Reproduce the records below exactly as they appear.

[Source data]

..............................

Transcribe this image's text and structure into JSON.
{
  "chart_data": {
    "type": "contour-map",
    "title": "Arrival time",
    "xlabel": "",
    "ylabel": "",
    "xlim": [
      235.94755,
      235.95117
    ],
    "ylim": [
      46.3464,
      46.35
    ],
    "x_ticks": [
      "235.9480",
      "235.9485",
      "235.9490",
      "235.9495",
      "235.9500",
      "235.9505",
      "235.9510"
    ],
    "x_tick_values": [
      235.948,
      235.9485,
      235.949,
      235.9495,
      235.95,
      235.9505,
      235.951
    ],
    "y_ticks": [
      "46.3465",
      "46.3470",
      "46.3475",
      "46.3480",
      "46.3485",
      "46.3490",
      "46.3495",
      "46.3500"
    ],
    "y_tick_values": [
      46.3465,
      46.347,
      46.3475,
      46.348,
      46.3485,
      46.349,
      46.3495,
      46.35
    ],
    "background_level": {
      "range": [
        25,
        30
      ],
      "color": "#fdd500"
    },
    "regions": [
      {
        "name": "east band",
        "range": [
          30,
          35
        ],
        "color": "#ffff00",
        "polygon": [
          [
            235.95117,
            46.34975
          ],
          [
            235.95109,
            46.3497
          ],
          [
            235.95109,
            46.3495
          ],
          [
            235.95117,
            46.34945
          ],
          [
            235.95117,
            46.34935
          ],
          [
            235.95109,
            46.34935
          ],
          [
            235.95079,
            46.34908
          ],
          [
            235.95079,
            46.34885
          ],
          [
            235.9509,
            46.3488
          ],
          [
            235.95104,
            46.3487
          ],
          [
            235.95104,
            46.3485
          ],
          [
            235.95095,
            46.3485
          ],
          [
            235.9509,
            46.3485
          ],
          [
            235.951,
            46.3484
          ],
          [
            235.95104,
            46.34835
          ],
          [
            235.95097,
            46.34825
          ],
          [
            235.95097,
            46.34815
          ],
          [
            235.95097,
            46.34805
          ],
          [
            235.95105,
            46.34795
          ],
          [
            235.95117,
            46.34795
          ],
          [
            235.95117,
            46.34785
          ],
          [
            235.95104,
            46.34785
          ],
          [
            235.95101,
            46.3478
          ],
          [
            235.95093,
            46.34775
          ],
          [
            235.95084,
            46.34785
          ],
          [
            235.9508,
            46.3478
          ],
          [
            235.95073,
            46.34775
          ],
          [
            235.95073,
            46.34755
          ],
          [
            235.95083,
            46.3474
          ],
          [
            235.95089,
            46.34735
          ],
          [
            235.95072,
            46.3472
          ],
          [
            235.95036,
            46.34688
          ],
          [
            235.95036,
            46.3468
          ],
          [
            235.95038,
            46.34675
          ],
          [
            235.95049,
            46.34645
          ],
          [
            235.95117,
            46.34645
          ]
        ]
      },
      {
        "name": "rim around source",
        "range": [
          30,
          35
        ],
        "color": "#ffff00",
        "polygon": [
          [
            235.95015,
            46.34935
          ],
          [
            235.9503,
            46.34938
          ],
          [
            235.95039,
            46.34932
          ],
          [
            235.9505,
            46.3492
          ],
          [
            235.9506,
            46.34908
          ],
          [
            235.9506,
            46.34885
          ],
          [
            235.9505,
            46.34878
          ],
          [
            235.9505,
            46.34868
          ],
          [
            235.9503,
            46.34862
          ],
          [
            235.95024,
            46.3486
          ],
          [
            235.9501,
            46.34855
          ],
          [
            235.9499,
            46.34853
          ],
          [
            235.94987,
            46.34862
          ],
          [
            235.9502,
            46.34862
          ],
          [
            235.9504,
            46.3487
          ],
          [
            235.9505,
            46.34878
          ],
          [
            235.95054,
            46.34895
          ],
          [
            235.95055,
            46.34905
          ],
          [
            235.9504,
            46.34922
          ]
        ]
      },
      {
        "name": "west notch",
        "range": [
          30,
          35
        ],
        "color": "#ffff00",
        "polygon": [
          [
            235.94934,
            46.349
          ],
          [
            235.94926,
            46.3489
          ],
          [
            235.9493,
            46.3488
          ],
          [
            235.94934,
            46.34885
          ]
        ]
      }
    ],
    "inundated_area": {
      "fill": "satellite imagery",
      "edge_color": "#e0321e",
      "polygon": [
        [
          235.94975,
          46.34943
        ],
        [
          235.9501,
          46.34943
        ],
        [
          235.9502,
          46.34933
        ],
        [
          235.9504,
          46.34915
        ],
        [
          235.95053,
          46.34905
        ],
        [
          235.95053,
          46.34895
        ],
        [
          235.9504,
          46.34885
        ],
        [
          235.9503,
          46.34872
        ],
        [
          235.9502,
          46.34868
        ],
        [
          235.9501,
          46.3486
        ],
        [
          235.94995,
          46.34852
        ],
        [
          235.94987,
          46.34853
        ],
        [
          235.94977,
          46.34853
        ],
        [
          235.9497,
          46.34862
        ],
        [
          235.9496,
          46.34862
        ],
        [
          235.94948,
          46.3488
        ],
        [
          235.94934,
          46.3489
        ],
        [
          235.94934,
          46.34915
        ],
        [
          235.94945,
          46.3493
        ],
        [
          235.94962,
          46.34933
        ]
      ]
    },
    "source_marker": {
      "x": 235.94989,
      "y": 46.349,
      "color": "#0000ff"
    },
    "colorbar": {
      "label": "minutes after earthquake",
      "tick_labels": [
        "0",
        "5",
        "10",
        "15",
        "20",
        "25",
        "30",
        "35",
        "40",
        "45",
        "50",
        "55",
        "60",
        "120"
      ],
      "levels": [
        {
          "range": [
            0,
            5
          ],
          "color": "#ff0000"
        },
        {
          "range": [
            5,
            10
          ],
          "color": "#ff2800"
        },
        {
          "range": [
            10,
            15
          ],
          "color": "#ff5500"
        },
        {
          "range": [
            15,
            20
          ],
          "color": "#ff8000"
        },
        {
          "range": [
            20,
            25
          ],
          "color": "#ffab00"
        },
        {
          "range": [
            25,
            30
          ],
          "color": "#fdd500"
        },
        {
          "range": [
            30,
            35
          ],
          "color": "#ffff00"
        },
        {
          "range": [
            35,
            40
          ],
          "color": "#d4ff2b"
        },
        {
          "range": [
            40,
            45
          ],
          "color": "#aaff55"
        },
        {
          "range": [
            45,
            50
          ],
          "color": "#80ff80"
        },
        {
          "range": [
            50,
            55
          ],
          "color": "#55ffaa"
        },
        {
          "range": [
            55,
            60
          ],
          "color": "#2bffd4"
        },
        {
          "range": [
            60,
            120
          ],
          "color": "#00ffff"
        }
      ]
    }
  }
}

..............................

— Response to the task —
Transcribe this image's text and structure into JSON.
{
  "chart_data": {
    "type": "contour-map",
    "title": "Arrival time",
    "xlabel": "",
    "ylabel": "",
    "xlim": [
      235.94755,
      235.95117
    ],
    "ylim": [
      46.3464,
      46.35
    ],
    "x_ticks": [
      "235.9480",
      "235.9485",
      "235.9490",
      "235.9495",
      "235.9500",
      "235.9505",
      "235.9510"
    ],
    "x_tick_values": [
      235.948,
      235.9485,
      235.949,
      235.9495,
      235.95,
      235.9505,
      235.951
    ],
    "y_ticks": [
      "46.3465",
      "46.3470",
      "46.3475",
      "46.3480",
      "46.3485",
      "46.3490",
      "46.3495",
      "46.3500"
    ],
    "y_tick_values": [
      46.3465,
      46.347,
      46.3475,
      46.348,
      46.3485,
      46.349,
      46.3495,
      46.35
    ],
    "background_level": {
      "range": [
        25,
        30
      ],
      "color": "#fdd500"
    },
    "regions": [
      {
        "name": "east band",
        "range": [
          30,
          35
        ],
        "color": "#ffff00",
        "polygon": [
          [
            235.95117,
            46.34975
          ],
          [
            235.95109,
            46.3497
          ],
          [
            235.95109,
            46.3495
          ],
          [
            235.95117,
            46.34945
          ],
          [
            235.95117,
            46.34935
          ],
          [
            235.95109,
            46.34935
          ],
          [
            235.95079,
            46.34908
          ],
          [
            235.95079,
            46.34885
          ],
          [
            235.9509,
            46.3488
          ],
          [
            235.95104,
            46.3487
          ],
          [
            235.95104,
            46.3485
          ],
          [
            235.95095,
            46.3485
          ],
          [
            235.9509,
            46.3485
          ],
          [
            235.951,
            46.3484
          ],
          [
            235.95104,
            46.34835
          ],
          [
            235.95097,
            46.34825
          ],
          [
            235.95097,
            46.34815
          ],
          [
            235.95097,
            46.34805
          ],
          [
            235.95105,
            46.34795
          ],
          [
            235.95117,
            46.34795
          ],
          [
            235.95117,
            46.34785
          ],
          [
            235.95104,
            46.34785
          ],
          [
            235.95101,
            46.3478
          ],
          [
            235.95093,
            46.34775
          ],
          [
            235.95084,
            46.34785
          ],
          [
            235.9508,
            46.3478
          ],
          [
            235.95073,
            46.34775
          ],
          [
            235.95073,
            46.34755
          ],
          [
            235.95083,
            46.3474
          ],
          [
            235.95089,
            46.34735
          ],
          [
            235.95072,
            46.3472
          ],
          [
            235.95036,
            46.34688
          ],
          [
            235.95036,
            46.3468
          ],
          [
            235.95038,
            46.34675
          ],
          [
            235.95049,
            46.34645
          ],
          [
            235.95117,
            46.34645
          ]
        ]
      },
      {
        "name": "rim around source",
        "range": [
          30,
          35
        ],
        "color": "#ffff00",
        "polygon": [
          [
            235.95015,
            46.34935
          ],
          [
            235.9503,
            46.34938
          ],
          [
            235.95039,
            46.34932
          ],
          [
            235.9505,
            46.3492
          ],
          [
            235.9506,
            46.34908
          ],
          [
            235.9506,
            46.34885
          ],
          [
            235.9505,
            46.34878
          ],
          [
            235.9505,
            46.34868
          ],
          [
            235.9503,
            46.34862
          ],
          [
            235.95024,
            46.3486
          ],
          [
            235.9501,
            46.34855
          ],
          [
            235.9499,
            46.34853
          ],
          [
            235.94987,
            46.34862
          ],
          [
            235.9502,
            46.34862
          ],
          [
            235.9504,
            46.3487
          ],
          [
            235.9505,
            46.34878
          ],
          [
            235.95054,
            46.34895
          ],
          [
            235.95055,
            46.34905
          ],
          [
            235.9504,
            46.34922
          ]
        ]
      },
      {
        "name": "west notch",
        "range": [
          30,
          35
        ],
        "color": "#ffff00",
        "polygon": [
          [
            235.94934,
            46.349
          ],
          [
            235.94926,
            46.3489
          ],
          [
            235.9493,
            46.3488
          ],
          [
            235.94934,
            46.34885
          ]
        ]
      }
    ],
    "inundated_area": {
      "fill": "satellite imagery",
      "edge_color": "#e0321e",
      "polygon": [
        [
          235.94975,
          46.34943
        ],
        [
          235.9501,
          46.34943
        ],
        [
          235.9502,
          46.34933
        ],
        [
          235.9504,
          46.34915
        ],
        [
          235.95053,
          46.34905
        ],
        [
          235.95053,
          46.34895
        ],
        [
          235.9504,
          46.34885
        ],
        [
          235.9503,
          46.34872
        ],
        [
          235.9502,
          46.34868
        ],
        [
          235.9501,
          46.3486
        ],
        [
          235.94995,
          46.34852
        ],
        [
          235.94987,
          46.34853
        ],
        [
          235.94977,
          46.34853
        ],
        [
          235.9497,
          46.34862
        ],
        [
          235.9496,
          46.34862
        ],
        [
          235.94948,
          46.3488
        ],
        [
          235.94934,
          46.3489
        ],
        [
          235.94934,
          46.34915
        ],
        [
          235.94945,
          46.3493
        ],
        [
          235.94962,
          46.34933
        ]
      ]
    },
    "source_marker": {
      "x": 235.94989,
      "y": 46.349,
      "color": "#0000ff"
    },
    "colorbar": {
      "label": "minutes after earthquake",
      "tick_labels": [
        "0",
        "5",
        "10",
        "15",
        "20",
        "25",
        "30",
        "35",
        "40",
        "45",
        "50",
        "55",
        "60",
        "120"
      ],
      "levels": [
        {
          "range": [
            0,
            5
          ],
          "color": "#ff0000"
        },
        {
          "range": [
            5,
            10
          ],
          "color": "#ff2800"
        },
        {
          "range": [
            10,
            15
          ],
          "color": "#ff5500"
        },
        {
          "range": [
            15,
            20
          ],
          "color": "#ff8000"
        },
        {
          "range": [
            20,
            25
          ],
          "color": "#ffab00"
        },
        {
          "range": [
            25,
            30
          ],
          "color": "#fdd500"
        },
        {
          "range": [
            30,
            35
          ],
          "color": "#ffff00"
        },
        {
          "range": [
            35,
            40
          ],
          "color": "#d4ff2b"
        },
        {
          "range": [
            40,
            45
          ],
          "color": "#aaff55"
        },
        {
          "range": [
            45,
            50
          ],
          "color": "#80ff80"
        },
        {
          "range": [
            50,
            55
          ],
          "color": "#55ffaa"
        },
        {
          "range": [
            55,
            60
          ],
          "color": "#2bffd4"
        },
        {
          "range": [
            60,
            120
          ],
          "color": "#00ffff"
        }
      ]
    }
  }
}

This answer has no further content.